#### [EXTRACTED ENTRIES]

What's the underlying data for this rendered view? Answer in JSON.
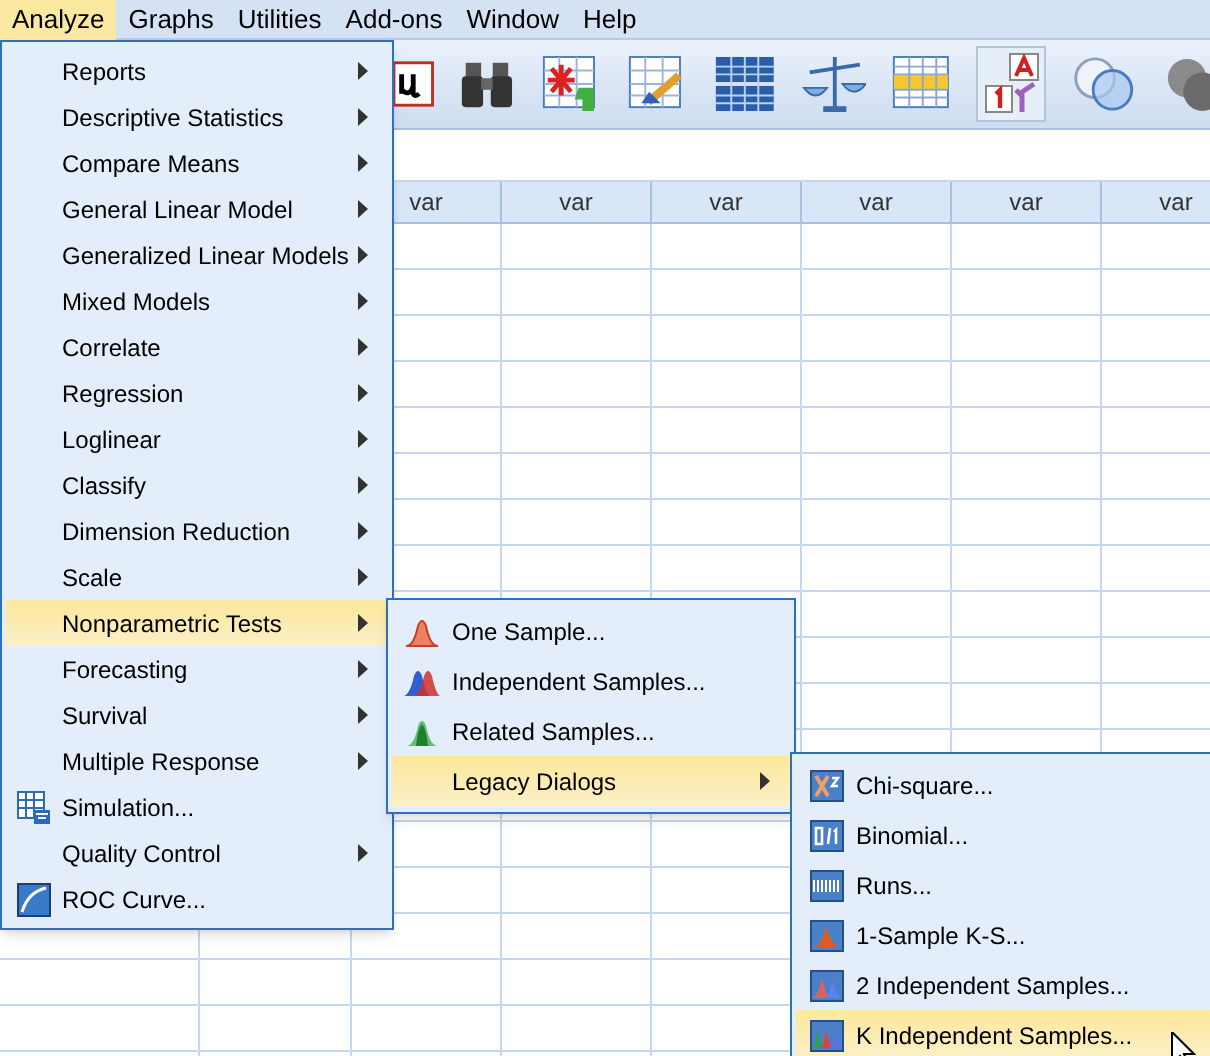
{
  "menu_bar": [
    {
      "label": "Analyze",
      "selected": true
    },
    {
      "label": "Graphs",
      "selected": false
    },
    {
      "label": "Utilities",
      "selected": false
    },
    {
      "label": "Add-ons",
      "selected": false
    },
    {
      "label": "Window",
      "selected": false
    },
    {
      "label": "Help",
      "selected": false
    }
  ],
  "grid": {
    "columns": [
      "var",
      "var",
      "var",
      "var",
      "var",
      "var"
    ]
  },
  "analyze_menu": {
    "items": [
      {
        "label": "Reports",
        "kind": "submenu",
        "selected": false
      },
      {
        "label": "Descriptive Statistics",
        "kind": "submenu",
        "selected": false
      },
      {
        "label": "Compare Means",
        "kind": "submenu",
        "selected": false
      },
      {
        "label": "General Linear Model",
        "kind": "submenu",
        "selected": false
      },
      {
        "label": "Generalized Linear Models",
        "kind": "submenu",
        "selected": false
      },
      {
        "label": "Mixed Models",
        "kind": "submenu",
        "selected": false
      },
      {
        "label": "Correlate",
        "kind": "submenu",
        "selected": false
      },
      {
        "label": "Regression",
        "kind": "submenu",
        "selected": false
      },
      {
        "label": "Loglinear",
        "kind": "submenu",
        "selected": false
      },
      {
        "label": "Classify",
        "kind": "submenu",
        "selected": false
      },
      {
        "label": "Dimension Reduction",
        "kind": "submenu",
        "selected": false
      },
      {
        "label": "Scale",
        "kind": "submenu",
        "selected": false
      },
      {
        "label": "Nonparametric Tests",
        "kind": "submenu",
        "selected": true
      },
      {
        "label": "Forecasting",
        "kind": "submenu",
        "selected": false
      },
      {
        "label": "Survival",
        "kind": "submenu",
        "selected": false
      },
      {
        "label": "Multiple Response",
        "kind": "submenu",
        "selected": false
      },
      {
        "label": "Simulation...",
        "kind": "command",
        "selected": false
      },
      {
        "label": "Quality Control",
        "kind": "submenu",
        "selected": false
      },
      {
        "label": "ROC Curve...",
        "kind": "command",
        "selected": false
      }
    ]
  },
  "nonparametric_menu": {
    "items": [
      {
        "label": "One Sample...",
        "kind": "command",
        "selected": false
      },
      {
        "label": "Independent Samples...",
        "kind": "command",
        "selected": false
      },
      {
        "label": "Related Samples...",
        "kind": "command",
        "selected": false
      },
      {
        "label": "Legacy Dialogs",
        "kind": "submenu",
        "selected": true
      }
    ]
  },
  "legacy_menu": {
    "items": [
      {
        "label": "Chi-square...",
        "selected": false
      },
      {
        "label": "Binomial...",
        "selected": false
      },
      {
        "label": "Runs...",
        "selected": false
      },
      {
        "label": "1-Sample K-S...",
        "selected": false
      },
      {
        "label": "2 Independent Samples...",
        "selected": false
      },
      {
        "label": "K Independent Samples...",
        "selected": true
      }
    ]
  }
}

--

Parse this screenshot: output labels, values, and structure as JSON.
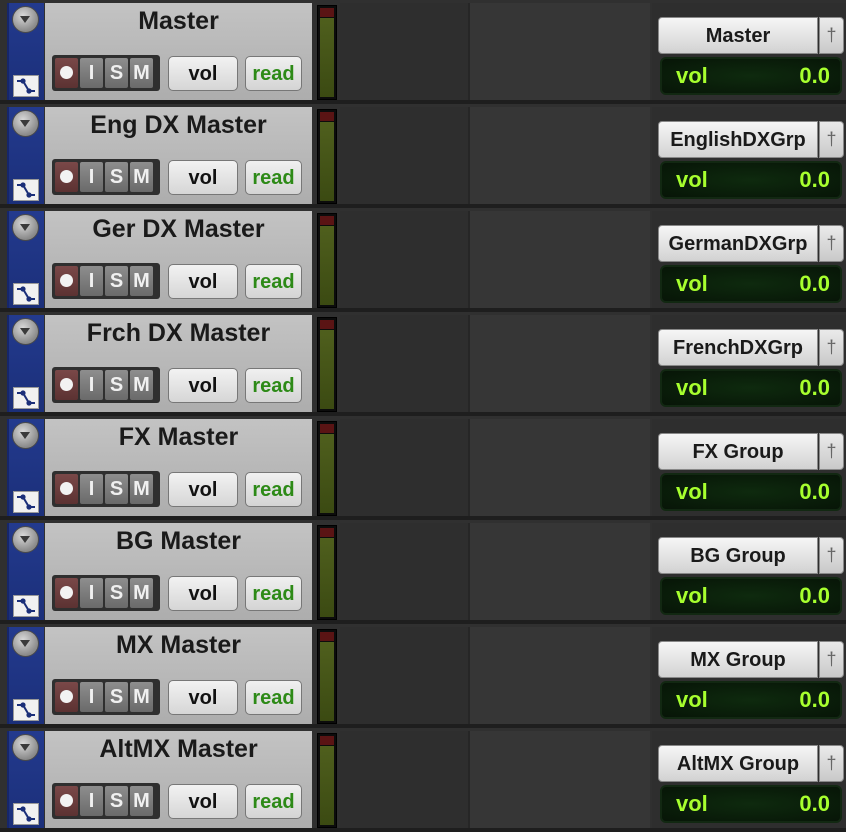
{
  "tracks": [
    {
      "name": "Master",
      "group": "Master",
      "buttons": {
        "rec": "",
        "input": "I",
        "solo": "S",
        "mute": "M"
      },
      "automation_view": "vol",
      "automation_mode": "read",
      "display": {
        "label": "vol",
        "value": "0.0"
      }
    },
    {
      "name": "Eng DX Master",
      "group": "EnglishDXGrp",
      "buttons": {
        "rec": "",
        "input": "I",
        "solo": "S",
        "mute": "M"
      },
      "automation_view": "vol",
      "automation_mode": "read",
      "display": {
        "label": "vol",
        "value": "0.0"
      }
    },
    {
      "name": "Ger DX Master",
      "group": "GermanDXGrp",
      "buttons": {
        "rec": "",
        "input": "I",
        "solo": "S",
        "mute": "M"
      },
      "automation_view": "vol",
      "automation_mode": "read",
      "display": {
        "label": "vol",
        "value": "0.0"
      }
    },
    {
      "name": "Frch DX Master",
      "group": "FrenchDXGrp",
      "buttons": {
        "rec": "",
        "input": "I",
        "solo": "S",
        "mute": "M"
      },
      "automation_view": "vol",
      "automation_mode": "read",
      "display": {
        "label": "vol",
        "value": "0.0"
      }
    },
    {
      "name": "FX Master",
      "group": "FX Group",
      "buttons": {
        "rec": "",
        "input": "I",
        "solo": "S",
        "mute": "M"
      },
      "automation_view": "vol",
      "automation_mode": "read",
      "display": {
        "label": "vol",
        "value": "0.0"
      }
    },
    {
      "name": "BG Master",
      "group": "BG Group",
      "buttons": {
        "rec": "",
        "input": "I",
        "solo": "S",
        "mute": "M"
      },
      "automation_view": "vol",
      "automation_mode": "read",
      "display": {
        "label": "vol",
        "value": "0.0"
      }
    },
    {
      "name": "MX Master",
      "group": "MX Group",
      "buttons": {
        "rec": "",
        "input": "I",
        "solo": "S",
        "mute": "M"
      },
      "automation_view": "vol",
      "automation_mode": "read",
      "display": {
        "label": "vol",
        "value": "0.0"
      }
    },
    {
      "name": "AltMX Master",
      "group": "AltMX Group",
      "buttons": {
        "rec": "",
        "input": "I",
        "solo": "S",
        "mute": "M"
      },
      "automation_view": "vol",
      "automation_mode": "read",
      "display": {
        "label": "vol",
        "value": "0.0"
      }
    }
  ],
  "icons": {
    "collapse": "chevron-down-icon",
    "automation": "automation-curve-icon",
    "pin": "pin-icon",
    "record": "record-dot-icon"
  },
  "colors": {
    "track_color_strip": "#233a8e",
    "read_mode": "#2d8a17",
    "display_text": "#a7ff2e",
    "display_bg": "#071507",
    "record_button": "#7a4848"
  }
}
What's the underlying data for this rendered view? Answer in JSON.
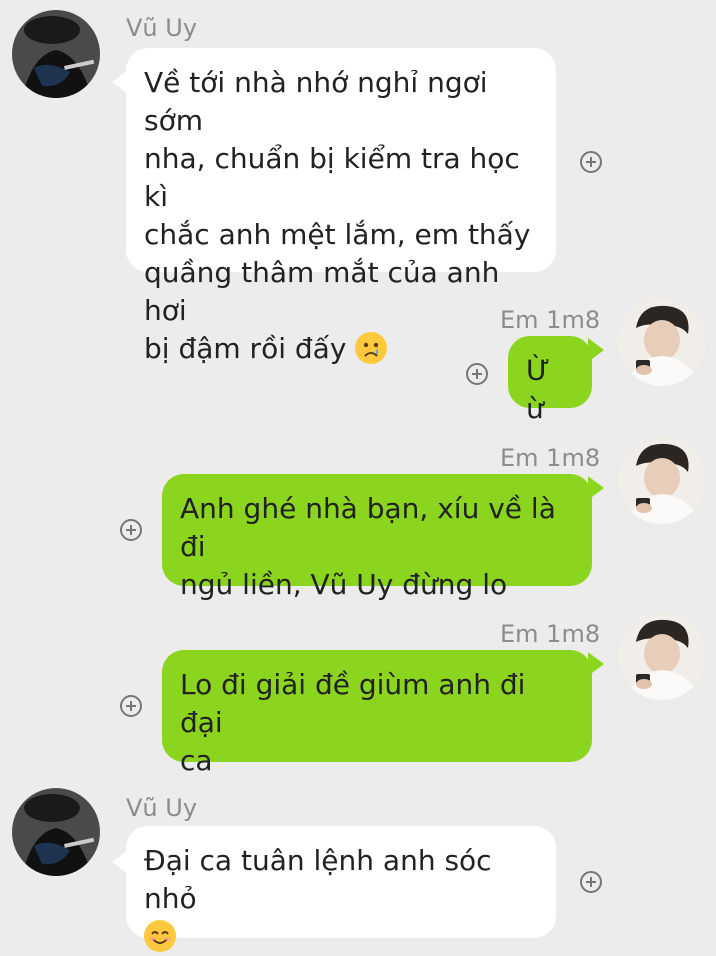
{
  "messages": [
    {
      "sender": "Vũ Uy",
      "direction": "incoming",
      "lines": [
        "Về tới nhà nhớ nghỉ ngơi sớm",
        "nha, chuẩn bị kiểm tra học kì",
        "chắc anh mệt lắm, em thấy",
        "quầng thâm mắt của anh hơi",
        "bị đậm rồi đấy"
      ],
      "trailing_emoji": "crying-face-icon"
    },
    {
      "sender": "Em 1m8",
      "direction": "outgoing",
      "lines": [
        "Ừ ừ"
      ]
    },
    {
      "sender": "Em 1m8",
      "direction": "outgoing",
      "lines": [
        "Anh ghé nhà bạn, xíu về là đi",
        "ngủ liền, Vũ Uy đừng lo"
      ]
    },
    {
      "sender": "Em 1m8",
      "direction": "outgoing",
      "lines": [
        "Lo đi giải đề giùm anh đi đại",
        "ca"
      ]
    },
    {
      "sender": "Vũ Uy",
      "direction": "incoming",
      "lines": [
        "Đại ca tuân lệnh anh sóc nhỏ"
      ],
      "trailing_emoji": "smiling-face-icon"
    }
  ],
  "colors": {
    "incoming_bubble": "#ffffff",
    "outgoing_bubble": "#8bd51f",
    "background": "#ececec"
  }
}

#### [WHAT TO DO]
In the listing above, locate each line with "AltMX" and copy it.

#### [SOLUTION TO THE PROBLEM]
      "name": "AltMX Master",
      "group": "AltMX Group",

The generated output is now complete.